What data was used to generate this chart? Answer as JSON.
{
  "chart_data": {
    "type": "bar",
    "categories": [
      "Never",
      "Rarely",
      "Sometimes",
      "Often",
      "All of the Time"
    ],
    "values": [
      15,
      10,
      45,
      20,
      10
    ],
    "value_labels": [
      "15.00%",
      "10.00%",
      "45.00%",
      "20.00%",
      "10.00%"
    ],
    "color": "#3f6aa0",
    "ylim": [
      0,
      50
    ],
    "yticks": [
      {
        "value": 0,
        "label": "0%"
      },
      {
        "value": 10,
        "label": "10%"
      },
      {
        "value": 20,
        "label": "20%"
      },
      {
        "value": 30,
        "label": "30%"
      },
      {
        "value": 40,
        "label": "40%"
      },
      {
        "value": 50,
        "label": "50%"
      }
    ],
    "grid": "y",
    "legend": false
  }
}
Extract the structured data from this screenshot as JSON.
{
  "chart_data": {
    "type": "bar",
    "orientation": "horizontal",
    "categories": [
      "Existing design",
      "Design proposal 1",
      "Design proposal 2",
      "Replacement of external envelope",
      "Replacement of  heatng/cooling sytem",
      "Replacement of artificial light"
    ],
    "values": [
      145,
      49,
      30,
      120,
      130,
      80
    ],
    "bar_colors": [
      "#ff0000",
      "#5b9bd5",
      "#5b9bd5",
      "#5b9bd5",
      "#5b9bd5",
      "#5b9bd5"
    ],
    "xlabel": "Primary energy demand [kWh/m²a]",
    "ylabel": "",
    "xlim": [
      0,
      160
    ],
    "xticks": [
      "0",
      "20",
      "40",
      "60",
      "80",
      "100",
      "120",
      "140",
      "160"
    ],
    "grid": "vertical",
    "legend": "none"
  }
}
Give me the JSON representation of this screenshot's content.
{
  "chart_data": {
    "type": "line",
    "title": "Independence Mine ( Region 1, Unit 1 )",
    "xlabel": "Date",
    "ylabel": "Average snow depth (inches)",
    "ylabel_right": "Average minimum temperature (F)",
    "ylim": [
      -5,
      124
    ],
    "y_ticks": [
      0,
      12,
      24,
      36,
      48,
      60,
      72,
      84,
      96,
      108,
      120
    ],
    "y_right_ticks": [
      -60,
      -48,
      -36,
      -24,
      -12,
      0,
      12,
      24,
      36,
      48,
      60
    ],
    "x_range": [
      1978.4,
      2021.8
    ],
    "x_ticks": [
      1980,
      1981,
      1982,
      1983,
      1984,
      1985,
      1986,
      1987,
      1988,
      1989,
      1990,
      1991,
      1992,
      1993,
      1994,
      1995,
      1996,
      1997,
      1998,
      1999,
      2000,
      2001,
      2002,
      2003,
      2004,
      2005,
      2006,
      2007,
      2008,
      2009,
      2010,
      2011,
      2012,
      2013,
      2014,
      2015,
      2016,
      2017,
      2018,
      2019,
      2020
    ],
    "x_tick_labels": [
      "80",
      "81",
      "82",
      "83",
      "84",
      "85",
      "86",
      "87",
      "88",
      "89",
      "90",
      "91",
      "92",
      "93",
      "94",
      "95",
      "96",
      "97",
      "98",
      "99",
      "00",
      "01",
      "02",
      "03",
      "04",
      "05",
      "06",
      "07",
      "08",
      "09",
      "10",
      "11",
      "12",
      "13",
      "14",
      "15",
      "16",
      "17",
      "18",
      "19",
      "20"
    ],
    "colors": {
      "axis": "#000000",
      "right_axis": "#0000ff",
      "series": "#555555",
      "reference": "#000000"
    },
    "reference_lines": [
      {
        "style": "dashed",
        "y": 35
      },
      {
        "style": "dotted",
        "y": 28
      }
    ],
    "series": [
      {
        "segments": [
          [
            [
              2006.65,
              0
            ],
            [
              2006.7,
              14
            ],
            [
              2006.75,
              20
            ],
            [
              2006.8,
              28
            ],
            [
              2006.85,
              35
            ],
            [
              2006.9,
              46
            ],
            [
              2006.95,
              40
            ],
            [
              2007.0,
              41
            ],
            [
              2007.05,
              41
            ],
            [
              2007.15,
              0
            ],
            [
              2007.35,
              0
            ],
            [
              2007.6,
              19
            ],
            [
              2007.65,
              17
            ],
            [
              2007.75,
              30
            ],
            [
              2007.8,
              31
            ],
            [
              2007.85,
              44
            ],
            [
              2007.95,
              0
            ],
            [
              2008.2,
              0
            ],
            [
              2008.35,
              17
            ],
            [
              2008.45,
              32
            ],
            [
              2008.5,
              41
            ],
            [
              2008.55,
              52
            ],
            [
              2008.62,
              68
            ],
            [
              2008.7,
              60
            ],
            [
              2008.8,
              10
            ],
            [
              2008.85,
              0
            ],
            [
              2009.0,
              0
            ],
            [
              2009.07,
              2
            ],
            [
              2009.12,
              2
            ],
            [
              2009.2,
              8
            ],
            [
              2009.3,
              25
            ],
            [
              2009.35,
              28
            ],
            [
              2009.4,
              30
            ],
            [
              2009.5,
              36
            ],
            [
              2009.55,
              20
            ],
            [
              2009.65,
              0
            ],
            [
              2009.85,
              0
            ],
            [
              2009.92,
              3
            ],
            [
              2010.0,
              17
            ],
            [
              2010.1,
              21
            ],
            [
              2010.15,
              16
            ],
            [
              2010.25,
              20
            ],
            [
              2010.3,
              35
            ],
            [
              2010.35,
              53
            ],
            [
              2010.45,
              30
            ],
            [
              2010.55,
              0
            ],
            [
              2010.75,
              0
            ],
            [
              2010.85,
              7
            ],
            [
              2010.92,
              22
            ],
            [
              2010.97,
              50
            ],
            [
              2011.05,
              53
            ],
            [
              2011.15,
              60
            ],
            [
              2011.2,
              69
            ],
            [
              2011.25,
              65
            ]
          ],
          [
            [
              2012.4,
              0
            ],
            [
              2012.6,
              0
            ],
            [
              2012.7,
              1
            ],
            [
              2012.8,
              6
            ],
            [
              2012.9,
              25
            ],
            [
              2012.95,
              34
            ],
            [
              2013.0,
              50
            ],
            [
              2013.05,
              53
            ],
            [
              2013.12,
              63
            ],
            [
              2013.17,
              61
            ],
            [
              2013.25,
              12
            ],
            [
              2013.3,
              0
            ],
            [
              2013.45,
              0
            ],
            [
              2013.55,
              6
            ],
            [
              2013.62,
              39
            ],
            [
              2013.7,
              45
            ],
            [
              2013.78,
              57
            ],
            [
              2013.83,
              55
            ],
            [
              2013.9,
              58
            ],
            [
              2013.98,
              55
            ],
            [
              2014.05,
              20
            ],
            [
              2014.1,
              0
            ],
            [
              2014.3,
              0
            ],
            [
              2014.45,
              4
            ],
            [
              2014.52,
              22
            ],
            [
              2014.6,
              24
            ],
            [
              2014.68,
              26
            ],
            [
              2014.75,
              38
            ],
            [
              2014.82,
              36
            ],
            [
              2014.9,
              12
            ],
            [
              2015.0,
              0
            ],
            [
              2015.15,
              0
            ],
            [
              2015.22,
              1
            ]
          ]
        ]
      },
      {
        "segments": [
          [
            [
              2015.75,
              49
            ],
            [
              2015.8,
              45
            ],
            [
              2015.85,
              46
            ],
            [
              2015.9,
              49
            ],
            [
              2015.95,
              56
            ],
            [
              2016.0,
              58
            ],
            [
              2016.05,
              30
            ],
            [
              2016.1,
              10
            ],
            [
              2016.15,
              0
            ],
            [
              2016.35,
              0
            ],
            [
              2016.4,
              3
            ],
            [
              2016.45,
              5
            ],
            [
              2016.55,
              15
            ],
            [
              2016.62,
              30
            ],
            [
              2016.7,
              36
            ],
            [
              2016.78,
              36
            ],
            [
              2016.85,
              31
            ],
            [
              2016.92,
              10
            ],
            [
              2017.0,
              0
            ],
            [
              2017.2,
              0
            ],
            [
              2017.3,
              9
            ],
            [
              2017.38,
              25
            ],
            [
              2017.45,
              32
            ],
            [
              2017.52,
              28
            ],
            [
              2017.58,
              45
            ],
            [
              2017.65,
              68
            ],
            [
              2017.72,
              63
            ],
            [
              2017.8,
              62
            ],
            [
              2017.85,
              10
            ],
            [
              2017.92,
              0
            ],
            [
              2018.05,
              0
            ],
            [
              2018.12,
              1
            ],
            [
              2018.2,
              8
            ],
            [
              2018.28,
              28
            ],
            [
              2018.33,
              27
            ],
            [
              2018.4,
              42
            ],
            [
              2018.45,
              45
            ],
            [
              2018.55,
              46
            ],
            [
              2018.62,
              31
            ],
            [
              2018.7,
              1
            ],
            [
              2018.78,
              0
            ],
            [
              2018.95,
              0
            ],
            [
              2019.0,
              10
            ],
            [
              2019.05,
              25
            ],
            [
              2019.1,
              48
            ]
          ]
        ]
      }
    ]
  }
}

> [Task to carry out] Find and copy every line in the entries above where the string "Replacement" occurs.

> [Result for this exercise]
      "Replacement of external envelope",
      "Replacement of  heatng/cooling sytem",
      "Replacement of artificial light"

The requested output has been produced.